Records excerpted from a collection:
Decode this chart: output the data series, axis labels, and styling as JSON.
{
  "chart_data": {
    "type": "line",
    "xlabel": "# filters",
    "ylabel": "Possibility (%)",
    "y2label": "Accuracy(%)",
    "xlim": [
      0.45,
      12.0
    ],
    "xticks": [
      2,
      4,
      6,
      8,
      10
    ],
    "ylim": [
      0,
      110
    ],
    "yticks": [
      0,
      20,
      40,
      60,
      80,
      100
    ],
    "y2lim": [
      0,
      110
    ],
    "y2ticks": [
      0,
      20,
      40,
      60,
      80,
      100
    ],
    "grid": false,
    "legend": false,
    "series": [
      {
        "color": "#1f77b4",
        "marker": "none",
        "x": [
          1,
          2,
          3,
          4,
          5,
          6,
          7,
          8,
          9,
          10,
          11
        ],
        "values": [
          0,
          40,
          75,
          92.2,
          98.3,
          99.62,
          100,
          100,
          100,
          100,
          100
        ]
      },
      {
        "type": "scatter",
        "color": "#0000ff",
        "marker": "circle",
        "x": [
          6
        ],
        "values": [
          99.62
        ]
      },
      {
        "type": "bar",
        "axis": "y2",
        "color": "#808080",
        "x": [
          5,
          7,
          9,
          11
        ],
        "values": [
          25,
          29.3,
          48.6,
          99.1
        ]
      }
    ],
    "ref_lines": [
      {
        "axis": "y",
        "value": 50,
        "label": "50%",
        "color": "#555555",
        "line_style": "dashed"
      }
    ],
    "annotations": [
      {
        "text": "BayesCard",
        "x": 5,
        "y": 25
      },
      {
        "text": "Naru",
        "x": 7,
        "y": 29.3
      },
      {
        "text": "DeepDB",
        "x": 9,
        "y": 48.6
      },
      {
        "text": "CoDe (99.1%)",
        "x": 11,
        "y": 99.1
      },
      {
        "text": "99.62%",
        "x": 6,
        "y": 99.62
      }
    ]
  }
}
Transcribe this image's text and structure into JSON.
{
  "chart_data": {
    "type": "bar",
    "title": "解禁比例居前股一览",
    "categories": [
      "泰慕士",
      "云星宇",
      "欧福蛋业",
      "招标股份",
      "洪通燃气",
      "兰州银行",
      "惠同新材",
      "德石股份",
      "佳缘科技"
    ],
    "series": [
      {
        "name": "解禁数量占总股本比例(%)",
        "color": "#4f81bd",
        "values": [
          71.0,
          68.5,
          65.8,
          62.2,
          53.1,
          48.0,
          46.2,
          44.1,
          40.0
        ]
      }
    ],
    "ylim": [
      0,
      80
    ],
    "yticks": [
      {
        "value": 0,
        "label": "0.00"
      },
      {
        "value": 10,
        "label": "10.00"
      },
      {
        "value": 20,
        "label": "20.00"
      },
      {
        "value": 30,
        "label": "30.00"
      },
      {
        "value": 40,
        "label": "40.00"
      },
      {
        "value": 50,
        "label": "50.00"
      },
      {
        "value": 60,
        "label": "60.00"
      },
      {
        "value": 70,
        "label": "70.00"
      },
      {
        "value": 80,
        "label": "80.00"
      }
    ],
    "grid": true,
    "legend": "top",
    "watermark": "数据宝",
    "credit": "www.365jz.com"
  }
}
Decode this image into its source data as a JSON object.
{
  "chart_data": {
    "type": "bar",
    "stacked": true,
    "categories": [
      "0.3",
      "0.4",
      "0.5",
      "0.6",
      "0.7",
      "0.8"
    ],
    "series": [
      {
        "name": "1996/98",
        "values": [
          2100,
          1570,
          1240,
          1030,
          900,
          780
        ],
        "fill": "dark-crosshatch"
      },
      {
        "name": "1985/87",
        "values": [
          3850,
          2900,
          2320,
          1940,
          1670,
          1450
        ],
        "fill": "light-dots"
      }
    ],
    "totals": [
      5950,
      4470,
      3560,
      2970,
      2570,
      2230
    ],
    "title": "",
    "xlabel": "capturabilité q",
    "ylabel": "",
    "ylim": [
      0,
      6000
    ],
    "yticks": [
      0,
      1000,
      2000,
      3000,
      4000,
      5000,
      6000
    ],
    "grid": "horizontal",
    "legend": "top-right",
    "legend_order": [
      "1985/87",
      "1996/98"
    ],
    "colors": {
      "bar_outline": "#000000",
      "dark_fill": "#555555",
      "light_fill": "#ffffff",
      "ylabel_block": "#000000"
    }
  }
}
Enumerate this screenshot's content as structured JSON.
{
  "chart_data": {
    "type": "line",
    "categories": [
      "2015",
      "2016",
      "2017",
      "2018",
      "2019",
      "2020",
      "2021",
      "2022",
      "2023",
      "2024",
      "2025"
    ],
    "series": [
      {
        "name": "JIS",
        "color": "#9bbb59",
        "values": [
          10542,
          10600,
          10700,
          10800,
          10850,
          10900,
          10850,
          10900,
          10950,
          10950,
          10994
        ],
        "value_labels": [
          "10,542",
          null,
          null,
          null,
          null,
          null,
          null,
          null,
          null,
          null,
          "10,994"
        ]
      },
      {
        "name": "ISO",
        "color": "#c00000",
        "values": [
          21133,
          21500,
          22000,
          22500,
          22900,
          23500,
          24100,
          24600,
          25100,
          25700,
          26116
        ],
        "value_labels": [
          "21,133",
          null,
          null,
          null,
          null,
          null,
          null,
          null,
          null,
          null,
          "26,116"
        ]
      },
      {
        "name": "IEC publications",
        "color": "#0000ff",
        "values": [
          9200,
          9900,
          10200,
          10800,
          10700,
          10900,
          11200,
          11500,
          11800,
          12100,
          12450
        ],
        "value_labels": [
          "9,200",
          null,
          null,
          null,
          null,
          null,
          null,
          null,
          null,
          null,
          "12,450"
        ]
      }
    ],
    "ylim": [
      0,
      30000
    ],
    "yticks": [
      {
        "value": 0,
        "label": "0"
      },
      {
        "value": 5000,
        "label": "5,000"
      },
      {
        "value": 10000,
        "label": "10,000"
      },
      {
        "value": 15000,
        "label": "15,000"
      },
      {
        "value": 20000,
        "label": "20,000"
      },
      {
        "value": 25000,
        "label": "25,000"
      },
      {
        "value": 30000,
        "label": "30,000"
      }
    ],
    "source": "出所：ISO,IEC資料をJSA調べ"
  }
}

What you have to do:
Locate the word "image" in the entries, and copy every line where it is found.

Solution for this exercise:
Transcribe this image's text and structure into JSON.
Decode this image into its source data as a JSON object.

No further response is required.